== Written instruction ==
Pick out the lines below that include the string "title".

== Given records ==
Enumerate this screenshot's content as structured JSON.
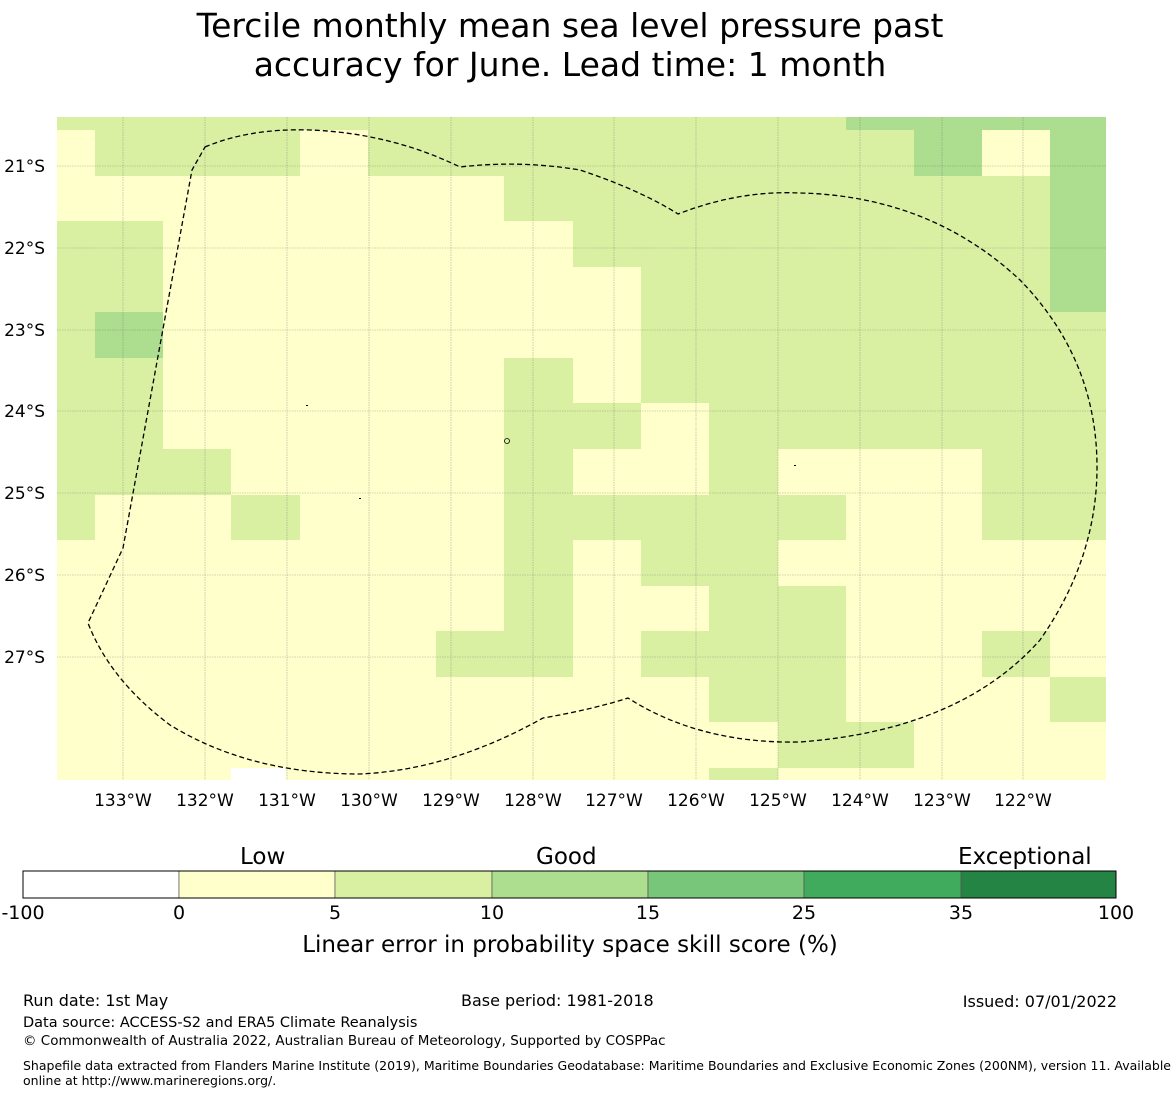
{
  "title": {
    "line1": "Tercile monthly mean sea level pressure past",
    "line2": "accuracy for June. Lead time: 1 month"
  },
  "map": {
    "lat_labels": [
      "21°S",
      "22°S",
      "23°S",
      "24°S",
      "25°S",
      "26°S",
      "27°S"
    ],
    "lon_labels": [
      "133°W",
      "132°W",
      "131°W",
      "130°W",
      "129°W",
      "128°W",
      "127°W",
      "126°W",
      "125°W",
      "124°W",
      "123°W",
      "122°W"
    ],
    "grid": "on",
    "boundary_style": "dashed",
    "category_colors": {
      "white": "#ffffff",
      "low": "#ffffcc",
      "good_low": "#d9f0a3",
      "good_mid": "#addd8e",
      "good_high": "#78c679",
      "very_good": "#41ab5d",
      "exceptional": "#238443"
    }
  },
  "colorbar": {
    "category_labels": [
      "Low",
      "Good",
      "Exceptional"
    ],
    "ticks": [
      "-100",
      "0",
      "5",
      "10",
      "15",
      "25",
      "35",
      "100"
    ],
    "colors": [
      "#ffffff",
      "#ffffcc",
      "#d9f0a3",
      "#addd8e",
      "#78c679",
      "#41ab5d",
      "#238443"
    ],
    "title": "Linear error in probability space skill score (%)"
  },
  "footer": {
    "run_date": "Run date: 1st May",
    "base_period": "Base period: 1981-2018",
    "issued": "Issued: 07/01/2022",
    "data_source": "Data source: ACCESS-S2 and ERA5 Climate Reanalysis",
    "copyright": "© Commonwealth of Australia 2022, Australian Bureau of Meteorology, Supported by COSPPac",
    "shapefile_line1": "Shapefile data extracted from Flanders Marine Institute (2019), Maritime Boundaries Geodatabase: Maritime Boundaries and Exclusive Economic Zones (200NM), version 11. Available",
    "shapefile_line2": "online at http://www.marineregions.org/."
  }
}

== Final result ==
  "title": {
    "title": "Linear error in probability space skill score (%)"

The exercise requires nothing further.